━━━ INPUT FOR THIS TASK

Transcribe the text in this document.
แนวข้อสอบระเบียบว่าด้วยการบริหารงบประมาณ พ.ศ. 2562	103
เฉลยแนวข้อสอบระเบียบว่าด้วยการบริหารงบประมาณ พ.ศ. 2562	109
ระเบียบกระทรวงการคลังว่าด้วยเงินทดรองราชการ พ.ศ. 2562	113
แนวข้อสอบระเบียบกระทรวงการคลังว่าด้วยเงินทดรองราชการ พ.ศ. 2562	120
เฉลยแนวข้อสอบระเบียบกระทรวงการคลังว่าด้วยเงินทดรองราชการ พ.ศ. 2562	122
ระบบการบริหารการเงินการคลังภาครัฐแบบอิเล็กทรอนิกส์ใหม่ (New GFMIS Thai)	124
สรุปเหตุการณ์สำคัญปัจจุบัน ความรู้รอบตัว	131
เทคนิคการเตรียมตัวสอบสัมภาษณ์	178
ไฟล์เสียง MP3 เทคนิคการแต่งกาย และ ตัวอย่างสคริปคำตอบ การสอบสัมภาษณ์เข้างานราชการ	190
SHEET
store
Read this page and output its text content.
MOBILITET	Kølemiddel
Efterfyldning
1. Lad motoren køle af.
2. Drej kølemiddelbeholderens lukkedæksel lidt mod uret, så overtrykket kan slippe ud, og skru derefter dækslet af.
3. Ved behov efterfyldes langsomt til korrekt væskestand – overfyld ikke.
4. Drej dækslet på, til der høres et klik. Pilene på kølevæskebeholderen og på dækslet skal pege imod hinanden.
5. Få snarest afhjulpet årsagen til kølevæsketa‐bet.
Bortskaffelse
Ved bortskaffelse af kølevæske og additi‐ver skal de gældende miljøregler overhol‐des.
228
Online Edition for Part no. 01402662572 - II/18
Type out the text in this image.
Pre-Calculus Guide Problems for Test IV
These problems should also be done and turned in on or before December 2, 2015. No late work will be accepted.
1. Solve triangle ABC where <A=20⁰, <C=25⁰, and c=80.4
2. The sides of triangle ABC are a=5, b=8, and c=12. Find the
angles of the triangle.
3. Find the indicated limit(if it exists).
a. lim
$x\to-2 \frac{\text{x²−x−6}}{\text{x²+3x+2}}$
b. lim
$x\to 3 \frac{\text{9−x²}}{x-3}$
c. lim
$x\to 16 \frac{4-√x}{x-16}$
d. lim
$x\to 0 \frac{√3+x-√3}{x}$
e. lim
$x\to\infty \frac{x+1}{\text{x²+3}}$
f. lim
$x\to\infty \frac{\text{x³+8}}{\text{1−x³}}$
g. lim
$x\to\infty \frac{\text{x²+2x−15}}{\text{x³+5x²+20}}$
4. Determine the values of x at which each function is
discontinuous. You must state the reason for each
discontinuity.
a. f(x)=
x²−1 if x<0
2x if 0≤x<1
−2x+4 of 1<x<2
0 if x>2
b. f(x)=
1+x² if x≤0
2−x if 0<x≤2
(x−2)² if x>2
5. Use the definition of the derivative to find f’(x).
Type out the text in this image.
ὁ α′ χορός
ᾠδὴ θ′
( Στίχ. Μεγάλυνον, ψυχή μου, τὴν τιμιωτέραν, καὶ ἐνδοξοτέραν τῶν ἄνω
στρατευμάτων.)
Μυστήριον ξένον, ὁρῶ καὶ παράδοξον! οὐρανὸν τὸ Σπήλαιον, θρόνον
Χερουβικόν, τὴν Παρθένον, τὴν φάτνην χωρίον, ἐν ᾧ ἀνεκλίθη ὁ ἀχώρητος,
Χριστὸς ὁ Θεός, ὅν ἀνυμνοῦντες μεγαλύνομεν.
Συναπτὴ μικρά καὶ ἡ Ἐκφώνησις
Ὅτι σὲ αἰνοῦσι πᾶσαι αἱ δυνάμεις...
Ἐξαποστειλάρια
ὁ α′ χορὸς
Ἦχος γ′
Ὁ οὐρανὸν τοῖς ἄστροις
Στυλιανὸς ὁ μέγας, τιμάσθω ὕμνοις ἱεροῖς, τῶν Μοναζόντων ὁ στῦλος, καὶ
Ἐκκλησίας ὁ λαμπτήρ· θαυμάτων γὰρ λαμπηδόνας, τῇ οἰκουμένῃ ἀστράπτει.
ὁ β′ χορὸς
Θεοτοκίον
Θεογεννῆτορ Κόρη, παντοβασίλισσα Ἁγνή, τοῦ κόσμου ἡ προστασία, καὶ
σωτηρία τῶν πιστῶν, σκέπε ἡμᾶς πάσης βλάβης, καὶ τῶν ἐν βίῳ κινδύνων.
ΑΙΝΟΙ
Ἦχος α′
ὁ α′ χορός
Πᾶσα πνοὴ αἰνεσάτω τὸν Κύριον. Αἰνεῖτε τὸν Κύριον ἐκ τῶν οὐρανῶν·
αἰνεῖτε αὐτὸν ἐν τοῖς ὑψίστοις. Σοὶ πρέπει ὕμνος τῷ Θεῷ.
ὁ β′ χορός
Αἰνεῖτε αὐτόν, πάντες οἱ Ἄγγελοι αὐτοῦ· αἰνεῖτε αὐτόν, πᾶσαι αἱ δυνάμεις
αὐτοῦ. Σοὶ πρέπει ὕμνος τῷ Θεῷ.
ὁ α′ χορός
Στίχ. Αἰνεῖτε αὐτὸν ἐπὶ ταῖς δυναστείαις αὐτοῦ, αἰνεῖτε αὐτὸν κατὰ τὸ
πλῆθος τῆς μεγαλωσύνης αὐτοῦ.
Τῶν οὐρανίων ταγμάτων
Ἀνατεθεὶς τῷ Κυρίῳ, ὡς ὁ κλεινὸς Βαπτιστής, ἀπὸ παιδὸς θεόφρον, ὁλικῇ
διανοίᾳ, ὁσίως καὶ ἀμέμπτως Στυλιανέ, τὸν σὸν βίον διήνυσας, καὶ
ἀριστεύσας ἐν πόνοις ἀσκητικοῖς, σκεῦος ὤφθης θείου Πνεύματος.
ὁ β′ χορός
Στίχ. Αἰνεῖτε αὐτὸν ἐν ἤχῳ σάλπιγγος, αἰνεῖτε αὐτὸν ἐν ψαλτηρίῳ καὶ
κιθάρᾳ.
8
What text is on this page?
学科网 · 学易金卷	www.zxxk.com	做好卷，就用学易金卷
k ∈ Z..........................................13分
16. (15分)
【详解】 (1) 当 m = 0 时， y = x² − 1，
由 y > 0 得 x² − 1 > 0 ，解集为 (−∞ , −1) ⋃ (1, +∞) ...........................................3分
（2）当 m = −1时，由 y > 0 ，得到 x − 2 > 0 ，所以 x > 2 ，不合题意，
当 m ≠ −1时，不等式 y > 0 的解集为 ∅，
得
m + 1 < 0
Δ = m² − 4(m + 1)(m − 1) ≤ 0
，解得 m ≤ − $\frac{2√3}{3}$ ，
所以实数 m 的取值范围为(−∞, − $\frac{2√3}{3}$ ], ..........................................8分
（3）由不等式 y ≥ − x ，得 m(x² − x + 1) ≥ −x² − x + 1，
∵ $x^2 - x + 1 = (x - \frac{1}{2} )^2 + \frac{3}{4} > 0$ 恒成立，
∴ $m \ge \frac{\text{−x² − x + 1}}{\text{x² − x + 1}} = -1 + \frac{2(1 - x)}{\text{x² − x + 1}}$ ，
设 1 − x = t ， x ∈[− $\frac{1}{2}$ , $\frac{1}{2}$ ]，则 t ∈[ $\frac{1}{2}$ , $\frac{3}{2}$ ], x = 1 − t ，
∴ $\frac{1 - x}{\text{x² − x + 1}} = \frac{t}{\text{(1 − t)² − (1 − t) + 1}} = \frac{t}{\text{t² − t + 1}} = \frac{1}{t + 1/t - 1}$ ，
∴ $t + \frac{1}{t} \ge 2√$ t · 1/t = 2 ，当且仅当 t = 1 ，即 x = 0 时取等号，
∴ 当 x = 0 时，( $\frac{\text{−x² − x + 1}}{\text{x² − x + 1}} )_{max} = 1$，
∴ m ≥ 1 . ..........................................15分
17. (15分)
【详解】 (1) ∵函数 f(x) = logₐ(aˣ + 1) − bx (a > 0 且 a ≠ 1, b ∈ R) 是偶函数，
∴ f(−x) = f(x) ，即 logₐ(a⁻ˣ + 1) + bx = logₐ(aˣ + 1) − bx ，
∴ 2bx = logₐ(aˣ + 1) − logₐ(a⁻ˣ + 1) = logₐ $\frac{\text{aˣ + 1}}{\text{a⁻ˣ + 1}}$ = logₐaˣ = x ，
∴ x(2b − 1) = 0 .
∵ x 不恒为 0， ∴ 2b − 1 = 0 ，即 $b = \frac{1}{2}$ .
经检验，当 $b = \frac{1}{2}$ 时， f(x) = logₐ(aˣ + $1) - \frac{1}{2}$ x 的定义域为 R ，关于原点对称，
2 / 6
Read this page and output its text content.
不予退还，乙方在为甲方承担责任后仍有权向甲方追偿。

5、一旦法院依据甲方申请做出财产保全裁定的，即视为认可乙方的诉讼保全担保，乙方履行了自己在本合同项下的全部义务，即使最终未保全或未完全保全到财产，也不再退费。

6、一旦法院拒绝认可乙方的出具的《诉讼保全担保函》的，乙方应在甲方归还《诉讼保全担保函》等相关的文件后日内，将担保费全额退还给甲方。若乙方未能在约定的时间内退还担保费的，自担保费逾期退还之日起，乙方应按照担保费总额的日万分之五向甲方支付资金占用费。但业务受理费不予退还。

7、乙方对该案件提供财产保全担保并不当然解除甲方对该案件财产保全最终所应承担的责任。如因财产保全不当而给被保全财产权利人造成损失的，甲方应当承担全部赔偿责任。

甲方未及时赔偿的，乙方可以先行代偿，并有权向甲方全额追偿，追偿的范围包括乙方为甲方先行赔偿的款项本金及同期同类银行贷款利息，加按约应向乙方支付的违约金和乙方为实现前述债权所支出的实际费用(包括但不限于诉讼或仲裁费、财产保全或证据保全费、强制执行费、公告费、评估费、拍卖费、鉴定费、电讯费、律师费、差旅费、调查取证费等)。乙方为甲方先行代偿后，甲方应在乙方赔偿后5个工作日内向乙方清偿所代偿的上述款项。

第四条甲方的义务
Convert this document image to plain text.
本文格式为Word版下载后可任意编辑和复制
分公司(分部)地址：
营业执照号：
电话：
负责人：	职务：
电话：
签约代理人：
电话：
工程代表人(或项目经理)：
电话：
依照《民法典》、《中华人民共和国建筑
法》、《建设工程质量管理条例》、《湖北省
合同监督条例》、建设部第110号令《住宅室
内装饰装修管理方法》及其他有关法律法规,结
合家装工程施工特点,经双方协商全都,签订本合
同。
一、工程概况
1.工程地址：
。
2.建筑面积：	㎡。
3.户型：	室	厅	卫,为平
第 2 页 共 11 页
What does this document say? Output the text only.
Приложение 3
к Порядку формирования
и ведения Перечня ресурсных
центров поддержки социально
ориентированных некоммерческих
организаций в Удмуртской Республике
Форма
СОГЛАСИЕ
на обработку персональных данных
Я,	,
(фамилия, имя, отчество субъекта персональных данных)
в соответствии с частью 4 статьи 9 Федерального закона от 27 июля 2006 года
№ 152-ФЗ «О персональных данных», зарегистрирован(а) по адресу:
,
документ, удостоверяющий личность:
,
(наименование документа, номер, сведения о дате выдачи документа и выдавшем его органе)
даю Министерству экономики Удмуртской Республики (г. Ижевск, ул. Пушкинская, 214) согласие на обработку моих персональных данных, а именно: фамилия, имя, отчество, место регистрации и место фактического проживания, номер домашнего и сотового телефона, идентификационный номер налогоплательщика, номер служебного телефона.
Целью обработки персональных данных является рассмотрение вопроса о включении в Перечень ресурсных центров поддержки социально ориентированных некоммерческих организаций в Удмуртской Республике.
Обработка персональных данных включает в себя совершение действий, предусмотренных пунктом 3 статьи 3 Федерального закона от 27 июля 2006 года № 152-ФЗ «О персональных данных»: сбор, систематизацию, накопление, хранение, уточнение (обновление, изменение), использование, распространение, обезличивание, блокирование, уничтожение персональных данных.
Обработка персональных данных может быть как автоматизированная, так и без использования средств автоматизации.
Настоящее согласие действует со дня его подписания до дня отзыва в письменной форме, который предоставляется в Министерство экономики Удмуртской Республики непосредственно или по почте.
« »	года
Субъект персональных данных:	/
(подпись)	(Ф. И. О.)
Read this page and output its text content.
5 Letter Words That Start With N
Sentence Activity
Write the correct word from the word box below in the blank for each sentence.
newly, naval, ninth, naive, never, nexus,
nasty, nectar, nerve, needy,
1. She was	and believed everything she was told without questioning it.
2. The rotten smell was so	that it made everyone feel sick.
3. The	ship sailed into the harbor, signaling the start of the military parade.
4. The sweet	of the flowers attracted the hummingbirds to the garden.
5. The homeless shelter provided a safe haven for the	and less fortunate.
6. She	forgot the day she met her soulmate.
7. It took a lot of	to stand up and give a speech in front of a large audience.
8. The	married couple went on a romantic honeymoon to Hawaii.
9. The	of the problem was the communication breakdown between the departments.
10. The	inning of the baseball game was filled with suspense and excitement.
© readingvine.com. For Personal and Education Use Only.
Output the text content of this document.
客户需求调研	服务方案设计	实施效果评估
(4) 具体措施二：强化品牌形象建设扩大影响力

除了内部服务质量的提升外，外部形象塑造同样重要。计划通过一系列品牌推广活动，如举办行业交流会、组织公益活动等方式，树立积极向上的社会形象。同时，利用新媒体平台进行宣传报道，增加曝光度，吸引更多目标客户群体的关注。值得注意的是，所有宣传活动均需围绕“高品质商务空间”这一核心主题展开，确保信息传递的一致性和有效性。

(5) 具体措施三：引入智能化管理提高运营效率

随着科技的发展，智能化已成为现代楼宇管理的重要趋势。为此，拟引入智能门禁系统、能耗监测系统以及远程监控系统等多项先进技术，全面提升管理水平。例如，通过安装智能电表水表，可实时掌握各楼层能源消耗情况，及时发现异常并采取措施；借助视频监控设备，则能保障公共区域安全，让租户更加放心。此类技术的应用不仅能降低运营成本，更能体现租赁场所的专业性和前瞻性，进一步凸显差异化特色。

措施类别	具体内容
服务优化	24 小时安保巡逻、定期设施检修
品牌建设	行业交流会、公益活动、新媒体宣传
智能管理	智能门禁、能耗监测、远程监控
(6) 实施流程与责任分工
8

━━━━━━

▶ _WHAT THE TASK ASKS_: Look for the word "ยบกระทรวงการคล" and return every line where it occurs.

▶ _TASK ANSWER_:
ระเบียบกระทรวงการคลังว่าด้วยเงินทดรองราชการ พ.ศ. 2562	113
แนวข้อสอบระเบียบกระทรวงการคลังว่าด้วยเงินทดรองราชการ พ.ศ. 2562	120
เฉลยแนวข้อสอบระเบียบกระทรวงการคลังว่าด้วยเงินทดรองราชการ พ.ศ. 2562	122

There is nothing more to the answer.